Or, if you consult cheese blog superstar Stephanie, she would use it as a variation on this Nigella Lawson recipe! For “cauliflower cheese.” NOM NOM NOM.
Now presenting the recipe in all its British vernacular glory!!!!
1 cauliflower cut into florets
1oz plain flour
6oz COMTE, grated
½ pint milk
6 rashers streaky bacon (back if the fat is a worry)
freshly ground white pepper
Par boil the cauliflower in boiling salted water for about 6-7 minutes. Drain and put in greased, oven proof serving dish.
In a saucepan melt the butter and add the flour. Stir together to make a paste and let it cook for 1-2 minutes.
Add the milk a little at a time stirring constantly making sure that it is all combined together until it is to your preferred consistency.
Add the cheese and stir in until melted and unctuous. Remove from the heat. Cut the bacon into ½ strips and dry fry until crispy.

_DATA EXCERPTS_.
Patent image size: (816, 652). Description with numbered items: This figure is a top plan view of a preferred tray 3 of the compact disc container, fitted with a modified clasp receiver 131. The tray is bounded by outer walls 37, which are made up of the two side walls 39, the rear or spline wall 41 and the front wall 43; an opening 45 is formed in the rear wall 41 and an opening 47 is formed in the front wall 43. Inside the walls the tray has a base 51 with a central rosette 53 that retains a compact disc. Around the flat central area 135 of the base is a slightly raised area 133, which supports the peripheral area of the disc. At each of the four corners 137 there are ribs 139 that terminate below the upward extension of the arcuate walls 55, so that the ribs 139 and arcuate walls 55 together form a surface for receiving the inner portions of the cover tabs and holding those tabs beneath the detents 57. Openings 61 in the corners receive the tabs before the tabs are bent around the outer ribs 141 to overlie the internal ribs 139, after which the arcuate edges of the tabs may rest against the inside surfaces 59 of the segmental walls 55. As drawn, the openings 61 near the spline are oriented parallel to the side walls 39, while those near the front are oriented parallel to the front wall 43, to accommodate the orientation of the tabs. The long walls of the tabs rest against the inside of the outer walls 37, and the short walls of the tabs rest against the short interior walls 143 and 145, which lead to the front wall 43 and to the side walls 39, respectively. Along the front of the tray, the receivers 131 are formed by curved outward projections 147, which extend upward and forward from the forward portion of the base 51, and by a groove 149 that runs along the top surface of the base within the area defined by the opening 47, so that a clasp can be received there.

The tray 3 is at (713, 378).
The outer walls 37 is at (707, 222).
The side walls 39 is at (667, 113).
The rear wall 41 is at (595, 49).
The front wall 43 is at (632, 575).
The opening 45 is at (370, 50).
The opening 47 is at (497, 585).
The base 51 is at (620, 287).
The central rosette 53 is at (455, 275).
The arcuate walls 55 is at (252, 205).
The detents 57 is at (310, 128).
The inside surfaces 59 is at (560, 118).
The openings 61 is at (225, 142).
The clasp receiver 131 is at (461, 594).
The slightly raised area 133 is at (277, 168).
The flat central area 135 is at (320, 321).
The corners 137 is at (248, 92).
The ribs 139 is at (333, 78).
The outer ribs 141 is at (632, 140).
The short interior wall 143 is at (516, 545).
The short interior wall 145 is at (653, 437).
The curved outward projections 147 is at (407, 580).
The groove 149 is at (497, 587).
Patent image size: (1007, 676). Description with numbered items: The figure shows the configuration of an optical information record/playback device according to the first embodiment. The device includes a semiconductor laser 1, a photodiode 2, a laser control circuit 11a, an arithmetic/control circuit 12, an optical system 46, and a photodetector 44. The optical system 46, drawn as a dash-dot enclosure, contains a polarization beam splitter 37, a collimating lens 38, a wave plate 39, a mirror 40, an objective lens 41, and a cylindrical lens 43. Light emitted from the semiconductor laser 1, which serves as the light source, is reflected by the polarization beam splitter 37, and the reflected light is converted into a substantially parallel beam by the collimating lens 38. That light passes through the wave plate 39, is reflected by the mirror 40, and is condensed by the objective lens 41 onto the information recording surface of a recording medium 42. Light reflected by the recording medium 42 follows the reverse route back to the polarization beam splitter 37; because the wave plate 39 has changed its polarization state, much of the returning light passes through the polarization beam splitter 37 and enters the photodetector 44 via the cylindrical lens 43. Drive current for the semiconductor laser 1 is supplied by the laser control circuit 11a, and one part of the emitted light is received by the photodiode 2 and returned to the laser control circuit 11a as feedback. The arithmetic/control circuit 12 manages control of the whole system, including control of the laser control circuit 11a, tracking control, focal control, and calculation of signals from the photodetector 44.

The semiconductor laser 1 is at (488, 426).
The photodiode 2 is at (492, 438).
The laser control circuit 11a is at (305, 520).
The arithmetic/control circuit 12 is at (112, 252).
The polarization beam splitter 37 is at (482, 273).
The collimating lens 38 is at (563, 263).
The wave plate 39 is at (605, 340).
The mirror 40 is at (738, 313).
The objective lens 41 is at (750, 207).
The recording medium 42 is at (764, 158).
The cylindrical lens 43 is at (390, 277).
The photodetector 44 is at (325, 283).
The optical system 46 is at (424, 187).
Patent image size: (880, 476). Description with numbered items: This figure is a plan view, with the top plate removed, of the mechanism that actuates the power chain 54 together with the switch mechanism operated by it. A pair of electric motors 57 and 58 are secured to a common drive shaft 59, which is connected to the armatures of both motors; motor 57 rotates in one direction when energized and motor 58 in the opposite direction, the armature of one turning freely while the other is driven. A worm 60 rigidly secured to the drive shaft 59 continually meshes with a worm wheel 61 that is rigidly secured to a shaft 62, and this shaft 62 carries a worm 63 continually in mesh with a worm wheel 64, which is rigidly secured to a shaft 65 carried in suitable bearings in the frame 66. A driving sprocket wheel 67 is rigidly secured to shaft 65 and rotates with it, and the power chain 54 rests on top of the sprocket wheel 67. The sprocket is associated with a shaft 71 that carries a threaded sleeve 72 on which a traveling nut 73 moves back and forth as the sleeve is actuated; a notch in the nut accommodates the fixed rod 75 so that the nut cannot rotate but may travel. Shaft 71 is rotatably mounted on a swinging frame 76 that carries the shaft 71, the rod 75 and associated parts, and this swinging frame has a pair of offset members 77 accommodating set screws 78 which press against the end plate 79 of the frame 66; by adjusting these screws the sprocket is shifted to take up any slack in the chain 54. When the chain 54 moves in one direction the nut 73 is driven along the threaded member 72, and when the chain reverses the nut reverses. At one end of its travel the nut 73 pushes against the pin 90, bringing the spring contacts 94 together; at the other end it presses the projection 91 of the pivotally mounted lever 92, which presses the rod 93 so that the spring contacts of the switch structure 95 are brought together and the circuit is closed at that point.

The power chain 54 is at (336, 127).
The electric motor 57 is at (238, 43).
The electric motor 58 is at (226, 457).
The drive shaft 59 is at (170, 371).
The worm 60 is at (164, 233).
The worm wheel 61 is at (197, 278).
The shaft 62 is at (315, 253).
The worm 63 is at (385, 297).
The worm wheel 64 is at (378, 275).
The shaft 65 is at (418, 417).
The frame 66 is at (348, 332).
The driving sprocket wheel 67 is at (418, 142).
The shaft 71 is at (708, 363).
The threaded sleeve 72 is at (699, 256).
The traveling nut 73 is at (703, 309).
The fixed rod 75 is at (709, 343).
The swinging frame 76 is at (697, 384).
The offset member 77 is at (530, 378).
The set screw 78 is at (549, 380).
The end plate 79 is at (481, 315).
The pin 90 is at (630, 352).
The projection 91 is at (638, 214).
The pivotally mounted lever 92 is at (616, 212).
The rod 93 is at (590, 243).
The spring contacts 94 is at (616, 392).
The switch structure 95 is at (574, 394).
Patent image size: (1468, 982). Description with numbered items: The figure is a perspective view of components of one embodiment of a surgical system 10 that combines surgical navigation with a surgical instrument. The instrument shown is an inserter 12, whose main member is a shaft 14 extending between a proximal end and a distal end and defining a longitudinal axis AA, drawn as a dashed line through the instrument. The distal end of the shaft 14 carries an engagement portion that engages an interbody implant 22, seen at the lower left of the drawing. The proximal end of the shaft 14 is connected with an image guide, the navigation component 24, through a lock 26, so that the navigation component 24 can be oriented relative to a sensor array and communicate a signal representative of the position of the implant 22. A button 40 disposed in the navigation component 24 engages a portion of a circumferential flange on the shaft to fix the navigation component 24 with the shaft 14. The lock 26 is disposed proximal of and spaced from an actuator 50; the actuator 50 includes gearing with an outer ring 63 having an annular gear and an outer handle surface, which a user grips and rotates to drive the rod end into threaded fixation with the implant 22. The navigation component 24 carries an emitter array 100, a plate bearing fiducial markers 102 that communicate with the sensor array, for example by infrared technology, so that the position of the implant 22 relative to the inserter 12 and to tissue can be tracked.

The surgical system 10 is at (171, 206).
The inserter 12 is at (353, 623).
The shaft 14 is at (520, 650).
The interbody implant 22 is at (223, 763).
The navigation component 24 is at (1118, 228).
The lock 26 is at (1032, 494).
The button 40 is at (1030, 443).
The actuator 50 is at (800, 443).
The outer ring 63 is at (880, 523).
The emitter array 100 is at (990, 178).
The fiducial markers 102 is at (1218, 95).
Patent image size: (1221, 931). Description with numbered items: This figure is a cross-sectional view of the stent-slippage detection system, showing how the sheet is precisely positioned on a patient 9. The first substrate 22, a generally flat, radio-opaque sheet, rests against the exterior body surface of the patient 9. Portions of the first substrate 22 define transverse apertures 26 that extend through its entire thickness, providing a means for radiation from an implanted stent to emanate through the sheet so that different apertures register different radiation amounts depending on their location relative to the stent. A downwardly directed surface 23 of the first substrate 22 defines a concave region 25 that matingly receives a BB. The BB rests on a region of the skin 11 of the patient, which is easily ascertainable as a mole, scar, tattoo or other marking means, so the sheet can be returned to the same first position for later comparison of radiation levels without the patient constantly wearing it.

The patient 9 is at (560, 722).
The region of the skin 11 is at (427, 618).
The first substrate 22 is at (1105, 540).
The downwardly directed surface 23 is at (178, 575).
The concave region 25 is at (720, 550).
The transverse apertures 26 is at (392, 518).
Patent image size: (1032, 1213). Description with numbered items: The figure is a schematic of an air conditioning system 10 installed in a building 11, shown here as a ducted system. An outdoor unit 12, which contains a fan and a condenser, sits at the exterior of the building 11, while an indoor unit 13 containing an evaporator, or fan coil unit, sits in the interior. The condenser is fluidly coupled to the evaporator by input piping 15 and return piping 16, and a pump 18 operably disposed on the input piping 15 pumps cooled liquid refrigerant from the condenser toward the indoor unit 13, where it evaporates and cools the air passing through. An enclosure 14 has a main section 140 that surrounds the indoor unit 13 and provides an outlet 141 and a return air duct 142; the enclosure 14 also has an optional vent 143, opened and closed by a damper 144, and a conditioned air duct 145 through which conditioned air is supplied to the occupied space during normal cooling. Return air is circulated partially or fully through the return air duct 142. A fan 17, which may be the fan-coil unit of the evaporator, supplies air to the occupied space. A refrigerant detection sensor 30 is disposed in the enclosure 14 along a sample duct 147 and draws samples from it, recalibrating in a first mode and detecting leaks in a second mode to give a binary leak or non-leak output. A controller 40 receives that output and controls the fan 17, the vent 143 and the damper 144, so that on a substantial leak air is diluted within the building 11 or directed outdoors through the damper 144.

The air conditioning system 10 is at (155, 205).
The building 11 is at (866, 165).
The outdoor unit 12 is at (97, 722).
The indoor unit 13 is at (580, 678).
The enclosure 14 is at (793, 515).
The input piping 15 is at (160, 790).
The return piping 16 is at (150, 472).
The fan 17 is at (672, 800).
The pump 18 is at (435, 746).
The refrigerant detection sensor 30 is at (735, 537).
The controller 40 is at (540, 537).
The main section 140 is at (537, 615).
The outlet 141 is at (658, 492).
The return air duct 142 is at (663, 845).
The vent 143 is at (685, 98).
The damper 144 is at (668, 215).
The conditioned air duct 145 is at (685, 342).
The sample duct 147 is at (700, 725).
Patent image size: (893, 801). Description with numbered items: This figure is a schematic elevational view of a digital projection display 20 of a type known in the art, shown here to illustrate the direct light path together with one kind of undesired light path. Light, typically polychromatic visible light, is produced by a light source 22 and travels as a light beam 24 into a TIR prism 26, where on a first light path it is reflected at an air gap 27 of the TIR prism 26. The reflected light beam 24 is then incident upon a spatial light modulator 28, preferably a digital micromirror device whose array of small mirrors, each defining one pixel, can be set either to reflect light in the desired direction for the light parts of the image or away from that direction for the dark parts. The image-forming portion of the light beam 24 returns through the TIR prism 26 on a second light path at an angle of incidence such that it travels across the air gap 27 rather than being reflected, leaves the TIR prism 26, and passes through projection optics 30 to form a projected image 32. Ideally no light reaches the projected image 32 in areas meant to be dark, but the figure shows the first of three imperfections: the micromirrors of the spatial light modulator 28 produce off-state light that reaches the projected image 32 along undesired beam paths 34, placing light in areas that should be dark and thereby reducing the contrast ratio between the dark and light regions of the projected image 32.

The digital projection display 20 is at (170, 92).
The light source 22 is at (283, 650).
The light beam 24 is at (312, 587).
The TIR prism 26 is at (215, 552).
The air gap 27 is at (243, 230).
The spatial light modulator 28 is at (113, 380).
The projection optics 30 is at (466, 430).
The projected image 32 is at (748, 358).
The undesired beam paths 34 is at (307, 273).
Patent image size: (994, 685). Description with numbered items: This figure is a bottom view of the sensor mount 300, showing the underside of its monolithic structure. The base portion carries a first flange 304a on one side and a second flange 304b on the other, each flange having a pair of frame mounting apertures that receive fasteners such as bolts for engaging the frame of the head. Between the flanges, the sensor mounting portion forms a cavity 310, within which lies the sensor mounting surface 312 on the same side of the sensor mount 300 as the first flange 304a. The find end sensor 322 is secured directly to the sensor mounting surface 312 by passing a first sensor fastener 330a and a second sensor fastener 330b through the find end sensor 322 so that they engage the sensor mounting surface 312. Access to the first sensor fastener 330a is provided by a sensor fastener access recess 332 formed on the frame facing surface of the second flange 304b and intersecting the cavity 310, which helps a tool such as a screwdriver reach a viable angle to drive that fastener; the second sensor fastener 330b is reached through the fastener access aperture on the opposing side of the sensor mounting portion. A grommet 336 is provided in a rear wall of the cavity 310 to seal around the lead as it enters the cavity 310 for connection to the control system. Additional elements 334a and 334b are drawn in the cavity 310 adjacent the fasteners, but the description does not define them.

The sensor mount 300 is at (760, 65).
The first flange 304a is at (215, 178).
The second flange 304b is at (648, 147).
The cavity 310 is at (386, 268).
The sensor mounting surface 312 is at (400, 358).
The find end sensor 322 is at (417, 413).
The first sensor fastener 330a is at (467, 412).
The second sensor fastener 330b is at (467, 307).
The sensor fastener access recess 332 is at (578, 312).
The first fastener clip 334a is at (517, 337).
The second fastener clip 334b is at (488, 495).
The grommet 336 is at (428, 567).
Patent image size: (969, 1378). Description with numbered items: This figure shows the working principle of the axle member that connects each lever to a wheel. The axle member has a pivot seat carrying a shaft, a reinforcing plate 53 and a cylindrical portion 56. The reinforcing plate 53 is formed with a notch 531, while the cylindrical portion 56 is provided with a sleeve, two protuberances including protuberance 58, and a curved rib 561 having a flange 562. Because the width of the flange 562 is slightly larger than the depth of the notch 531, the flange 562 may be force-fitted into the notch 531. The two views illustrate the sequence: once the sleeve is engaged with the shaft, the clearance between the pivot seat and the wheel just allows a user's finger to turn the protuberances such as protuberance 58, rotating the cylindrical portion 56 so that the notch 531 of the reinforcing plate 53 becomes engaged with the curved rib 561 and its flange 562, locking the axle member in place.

_WHAT YOU WILL DO_.
A. List every line of the ingredient list in the cauliflower cheese recipe, with its quantity.
B. Carry the cauliflower cheese recipe on past its last step, picking up after the bacon has been fried until crispy.
The records that come after the cauliflower cheese recipe are separate material and have nothing to do with it.

_RESPONSES IN ORDER_.
A.
1 cauliflower cut into florets
1oz plain flour
6oz COMTE, grated
½ pint milk
6 rashers streaky bacon (back if the fat is a worry)
freshly ground white pepper

B.
Throw the bacon into the cheese sauce and stir in together with the pepper.
Pour the sauce over the cauliflower and bake in a preheated oven at 180 deg C for about ½ an hour or until bubbling and golden on top.
I would translate, but I think it’s endearing to keep it in its native tongue. Plus I gotta keep y’all on your toes.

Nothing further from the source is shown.